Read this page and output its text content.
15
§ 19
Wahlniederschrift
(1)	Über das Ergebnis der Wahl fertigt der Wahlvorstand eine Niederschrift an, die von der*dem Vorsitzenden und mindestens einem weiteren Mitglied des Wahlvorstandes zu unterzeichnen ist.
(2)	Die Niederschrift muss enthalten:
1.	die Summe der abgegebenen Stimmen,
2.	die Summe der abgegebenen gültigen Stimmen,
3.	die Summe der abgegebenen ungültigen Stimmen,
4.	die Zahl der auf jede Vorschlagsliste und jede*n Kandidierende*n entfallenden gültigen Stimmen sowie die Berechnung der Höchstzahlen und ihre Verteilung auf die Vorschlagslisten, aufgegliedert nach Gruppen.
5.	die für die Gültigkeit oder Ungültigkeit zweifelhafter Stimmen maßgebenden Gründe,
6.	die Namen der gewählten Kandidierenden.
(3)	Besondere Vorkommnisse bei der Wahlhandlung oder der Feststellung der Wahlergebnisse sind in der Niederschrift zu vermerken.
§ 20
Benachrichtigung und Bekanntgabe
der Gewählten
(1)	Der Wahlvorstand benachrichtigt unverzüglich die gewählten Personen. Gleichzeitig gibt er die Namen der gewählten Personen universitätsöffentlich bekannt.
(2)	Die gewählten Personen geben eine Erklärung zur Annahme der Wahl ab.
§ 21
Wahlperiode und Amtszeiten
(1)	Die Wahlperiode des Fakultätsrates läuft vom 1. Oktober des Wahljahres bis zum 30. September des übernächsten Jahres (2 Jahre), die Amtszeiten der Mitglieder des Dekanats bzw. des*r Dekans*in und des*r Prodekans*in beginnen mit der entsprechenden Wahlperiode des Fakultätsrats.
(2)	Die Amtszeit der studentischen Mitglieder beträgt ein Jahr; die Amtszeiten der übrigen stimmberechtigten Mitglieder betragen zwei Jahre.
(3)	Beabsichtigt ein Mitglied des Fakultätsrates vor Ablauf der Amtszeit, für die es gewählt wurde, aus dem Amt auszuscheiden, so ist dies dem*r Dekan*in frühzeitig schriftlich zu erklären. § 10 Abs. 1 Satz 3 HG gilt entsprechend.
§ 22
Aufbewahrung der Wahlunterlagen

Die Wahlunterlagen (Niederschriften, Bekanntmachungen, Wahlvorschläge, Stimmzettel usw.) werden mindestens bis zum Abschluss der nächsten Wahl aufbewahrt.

****************************************

Exercise requirements ▸ Return all of the entries exactly as they were supplied.

Exercise output ▸
Read this page and output its text content.
15
§ 19
Wahlniederschrift
(1)	Über das Ergebnis der Wahl fertigt der Wahlvorstand eine Niederschrift an, die von der*dem Vorsitzenden und mindestens einem weiteren Mitglied des Wahlvorstandes zu unterzeichnen ist.
(2)	Die Niederschrift muss enthalten:
1.	die Summe der abgegebenen Stimmen,
2.	die Summe der abgegebenen gültigen Stimmen,
3.	die Summe der abgegebenen ungültigen Stimmen,
4.	die Zahl der auf jede Vorschlagsliste und jede*n Kandidierende*n entfallenden gültigen Stimmen sowie die Berechnung der Höchstzahlen und ihre Verteilung auf die Vorschlagslisten, aufgegliedert nach Gruppen.
5.	die für die Gültigkeit oder Ungültigkeit zweifelhafter Stimmen maßgebenden Gründe,
6.	die Namen der gewählten Kandidierenden.
(3)	Besondere Vorkommnisse bei der Wahlhandlung oder der Feststellung der Wahlergebnisse sind in der Niederschrift zu vermerken.
§ 20
Benachrichtigung und Bekanntgabe
der Gewählten
(1)	Der Wahlvorstand benachrichtigt unverzüglich die gewählten Personen. Gleichzeitig gibt er die Namen der gewählten Personen universitätsöffentlich bekannt.
(2)	Die gewählten Personen geben eine Erklärung zur Annahme der Wahl ab.
§ 21
Wahlperiode und Amtszeiten
(1)	Die Wahlperiode des Fakultätsrates läuft vom 1. Oktober des Wahljahres bis zum 30. September des übernächsten Jahres (2 Jahre), die Amtszeiten der Mitglieder des Dekanats bzw. des*r Dekans*in und des*r Prodekans*in beginnen mit der entsprechenden Wahlperiode des Fakultätsrats.
(2)	Die Amtszeit der studentischen Mitglieder beträgt ein Jahr; die Amtszeiten der übrigen stimmberechtigten Mitglieder betragen zwei Jahre.
(3)	Beabsichtigt ein Mitglied des Fakultätsrates vor Ablauf der Amtszeit, für die es gewählt wurde, aus dem Amt auszuscheiden, so ist dies dem*r Dekan*in frühzeitig schriftlich zu erklären. § 10 Abs. 1 Satz 3 HG gilt entsprechend.
§ 22
Aufbewahrung der Wahlunterlagen

Die Wahlunterlagen (Niederschriften, Bekanntmachungen, Wahlvorschläge, Stimmzettel usw.) werden mindestens bis zum Abschluss der nächsten Wahl aufbewahrt.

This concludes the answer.